* Start WORKING DATA *

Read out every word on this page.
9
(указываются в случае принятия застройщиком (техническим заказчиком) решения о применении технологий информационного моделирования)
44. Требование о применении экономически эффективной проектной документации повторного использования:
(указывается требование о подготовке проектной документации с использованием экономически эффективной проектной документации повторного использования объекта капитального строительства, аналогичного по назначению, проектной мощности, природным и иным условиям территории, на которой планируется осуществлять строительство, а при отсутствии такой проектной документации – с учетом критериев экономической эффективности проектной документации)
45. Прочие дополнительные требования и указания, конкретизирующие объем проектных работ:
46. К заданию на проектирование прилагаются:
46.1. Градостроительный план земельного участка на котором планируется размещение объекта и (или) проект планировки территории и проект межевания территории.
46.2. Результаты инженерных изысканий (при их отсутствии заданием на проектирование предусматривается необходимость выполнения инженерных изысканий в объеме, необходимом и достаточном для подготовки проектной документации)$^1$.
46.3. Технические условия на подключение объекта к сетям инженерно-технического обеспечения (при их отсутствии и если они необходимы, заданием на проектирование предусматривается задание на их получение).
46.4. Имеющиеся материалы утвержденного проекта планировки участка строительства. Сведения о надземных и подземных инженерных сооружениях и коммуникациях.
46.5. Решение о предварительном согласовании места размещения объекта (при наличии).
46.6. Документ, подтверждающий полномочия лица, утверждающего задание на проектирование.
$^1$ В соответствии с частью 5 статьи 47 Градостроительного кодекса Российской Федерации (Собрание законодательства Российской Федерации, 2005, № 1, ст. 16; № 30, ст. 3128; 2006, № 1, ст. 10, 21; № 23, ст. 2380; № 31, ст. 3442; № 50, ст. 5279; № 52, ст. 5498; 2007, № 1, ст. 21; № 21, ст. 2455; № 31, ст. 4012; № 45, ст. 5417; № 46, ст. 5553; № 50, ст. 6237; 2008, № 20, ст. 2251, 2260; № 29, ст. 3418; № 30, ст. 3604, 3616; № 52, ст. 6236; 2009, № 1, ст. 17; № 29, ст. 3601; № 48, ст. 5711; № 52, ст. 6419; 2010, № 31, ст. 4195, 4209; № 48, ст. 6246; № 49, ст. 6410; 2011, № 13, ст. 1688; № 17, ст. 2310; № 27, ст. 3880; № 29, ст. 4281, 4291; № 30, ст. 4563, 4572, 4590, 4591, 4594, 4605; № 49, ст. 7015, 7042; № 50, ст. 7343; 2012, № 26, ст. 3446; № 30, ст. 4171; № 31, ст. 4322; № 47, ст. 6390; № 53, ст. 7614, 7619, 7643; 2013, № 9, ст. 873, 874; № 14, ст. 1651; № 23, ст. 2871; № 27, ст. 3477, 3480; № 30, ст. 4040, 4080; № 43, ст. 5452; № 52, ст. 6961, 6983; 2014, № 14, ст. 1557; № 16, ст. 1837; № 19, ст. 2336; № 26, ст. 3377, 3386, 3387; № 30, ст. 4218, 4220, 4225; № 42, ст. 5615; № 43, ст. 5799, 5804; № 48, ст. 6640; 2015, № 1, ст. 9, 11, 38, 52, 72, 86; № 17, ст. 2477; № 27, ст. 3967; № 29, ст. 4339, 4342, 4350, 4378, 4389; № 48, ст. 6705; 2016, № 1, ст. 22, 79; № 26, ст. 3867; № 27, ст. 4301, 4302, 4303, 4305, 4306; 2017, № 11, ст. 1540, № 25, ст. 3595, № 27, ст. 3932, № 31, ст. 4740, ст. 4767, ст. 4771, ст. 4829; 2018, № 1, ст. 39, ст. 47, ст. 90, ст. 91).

* End WORKING DATA *

• WHAT YOU NEED TO DO: Your task is to give the records above again, exactly.

• FULL SOLUTION:
Read out every word on this page.
9
(указываются в случае принятия застройщиком (техническим заказчиком) решения о применении технологий информационного моделирования)
44. Требование о применении экономически эффективной проектной документации повторного использования:
(указывается требование о подготовке проектной документации с использованием экономически эффективной проектной документации повторного использования объекта капитального строительства, аналогичного по назначению, проектной мощности, природным и иным условиям территории, на которой планируется осуществлять строительство, а при отсутствии такой проектной документации – с учетом критериев экономической эффективности проектной документации)
45. Прочие дополнительные требования и указания, конкретизирующие объем проектных работ:
46. К заданию на проектирование прилагаются:
46.1. Градостроительный план земельного участка на котором планируется размещение объекта и (или) проект планировки территории и проект межевания территории.
46.2. Результаты инженерных изысканий (при их отсутствии заданием на проектирование предусматривается необходимость выполнения инженерных изысканий в объеме, необходимом и достаточном для подготовки проектной документации)$^1$.
46.3. Технические условия на подключение объекта к сетям инженерно-технического обеспечения (при их отсутствии и если они необходимы, заданием на проектирование предусматривается задание на их получение).
46.4. Имеющиеся материалы утвержденного проекта планировки участка строительства. Сведения о надземных и подземных инженерных сооружениях и коммуникациях.
46.5. Решение о предварительном согласовании места размещения объекта (при наличии).
46.6. Документ, подтверждающий полномочия лица, утверждающего задание на проектирование.
$^1$ В соответствии с частью 5 статьи 47 Градостроительного кодекса Российской Федерации (Собрание законодательства Российской Федерации, 2005, № 1, ст. 16; № 30, ст. 3128; 2006, № 1, ст. 10, 21; № 23, ст. 2380; № 31, ст. 3442; № 50, ст. 5279; № 52, ст. 5498; 2007, № 1, ст. 21; № 21, ст. 2455; № 31, ст. 4012; № 45, ст. 5417; № 46, ст. 5553; № 50, ст. 6237; 2008, № 20, ст. 2251, 2260; № 29, ст. 3418; № 30, ст. 3604, 3616; № 52, ст. 6236; 2009, № 1, ст. 17; № 29, ст. 3601; № 48, ст. 5711; № 52, ст. 6419; 2010, № 31, ст. 4195, 4209; № 48, ст. 6246; № 49, ст. 6410; 2011, № 13, ст. 1688; № 17, ст. 2310; № 27, ст. 3880; № 29, ст. 4281, 4291; № 30, ст. 4563, 4572, 4590, 4591, 4594, 4605; № 49, ст. 7015, 7042; № 50, ст. 7343; 2012, № 26, ст. 3446; № 30, ст. 4171; № 31, ст. 4322; № 47, ст. 6390; № 53, ст. 7614, 7619, 7643; 2013, № 9, ст. 873, 874; № 14, ст. 1651; № 23, ст. 2871; № 27, ст. 3477, 3480; № 30, ст. 4040, 4080; № 43, ст. 5452; № 52, ст. 6961, 6983; 2014, № 14, ст. 1557; № 16, ст. 1837; № 19, ст. 2336; № 26, ст. 3377, 3386, 3387; № 30, ст. 4218, 4220, 4225; № 42, ст. 5615; № 43, ст. 5799, 5804; № 48, ст. 6640; 2015, № 1, ст. 9, 11, 38, 52, 72, 86; № 17, ст. 2477; № 27, ст. 3967; № 29, ст. 4339, 4342, 4350, 4378, 4389; № 48, ст. 6705; 2016, № 1, ст. 22, 79; № 26, ст. 3867; № 27, ст. 4301, 4302, 4303, 4305, 4306; 2017, № 11, ст. 1540, № 25, ст. 3595, № 27, ст. 3932, № 31, ст. 4740, ст. 4767, ст. 4771, ст. 4829; 2018, № 1, ст. 39, ст. 47, ст. 90, ст. 91).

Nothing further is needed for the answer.